Could you output each line of the data that follows exactly?

## begin

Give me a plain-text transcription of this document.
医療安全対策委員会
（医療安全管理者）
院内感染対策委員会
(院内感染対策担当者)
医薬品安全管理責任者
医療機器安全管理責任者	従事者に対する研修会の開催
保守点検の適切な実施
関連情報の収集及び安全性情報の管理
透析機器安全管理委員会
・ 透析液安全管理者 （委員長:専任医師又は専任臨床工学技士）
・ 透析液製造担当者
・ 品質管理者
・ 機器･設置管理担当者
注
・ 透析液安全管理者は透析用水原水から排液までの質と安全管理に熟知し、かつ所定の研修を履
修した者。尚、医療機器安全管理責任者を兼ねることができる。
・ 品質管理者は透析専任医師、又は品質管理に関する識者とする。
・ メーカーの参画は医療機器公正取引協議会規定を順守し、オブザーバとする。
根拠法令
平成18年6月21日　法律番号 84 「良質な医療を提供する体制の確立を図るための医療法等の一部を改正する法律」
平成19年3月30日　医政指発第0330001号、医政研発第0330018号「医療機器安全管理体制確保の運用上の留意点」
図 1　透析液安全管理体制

## end

▶ Solved problem:
Give me a plain-text transcription of this document.
医療安全対策委員会
（医療安全管理者）
院内感染対策委員会
(院内感染対策担当者)
医薬品安全管理責任者
医療機器安全管理責任者	従事者に対する研修会の開催
保守点検の適切な実施
関連情報の収集及び安全性情報の管理
透析機器安全管理委員会
・ 透析液安全管理者 （委員長:専任医師又は専任臨床工学技士）
・ 透析液製造担当者
・ 品質管理者
・ 機器･設置管理担当者
注
・ 透析液安全管理者は透析用水原水から排液までの質と安全管理に熟知し、かつ所定の研修を履
修した者。尚、医療機器安全管理責任者を兼ねることができる。
・ 品質管理者は透析専任医師、又は品質管理に関する識者とする。
・ メーカーの参画は医療機器公正取引協議会規定を順守し、オブザーバとする。
根拠法令
平成18年6月21日　法律番号 84 「良質な医療を提供する体制の確立を図るための医療法等の一部を改正する法律」
平成19年3月30日　医政指発第0330001号、医政研発第0330018号「医療機器安全管理体制確保の運用上の留意点」
図 1　透析液安全管理体制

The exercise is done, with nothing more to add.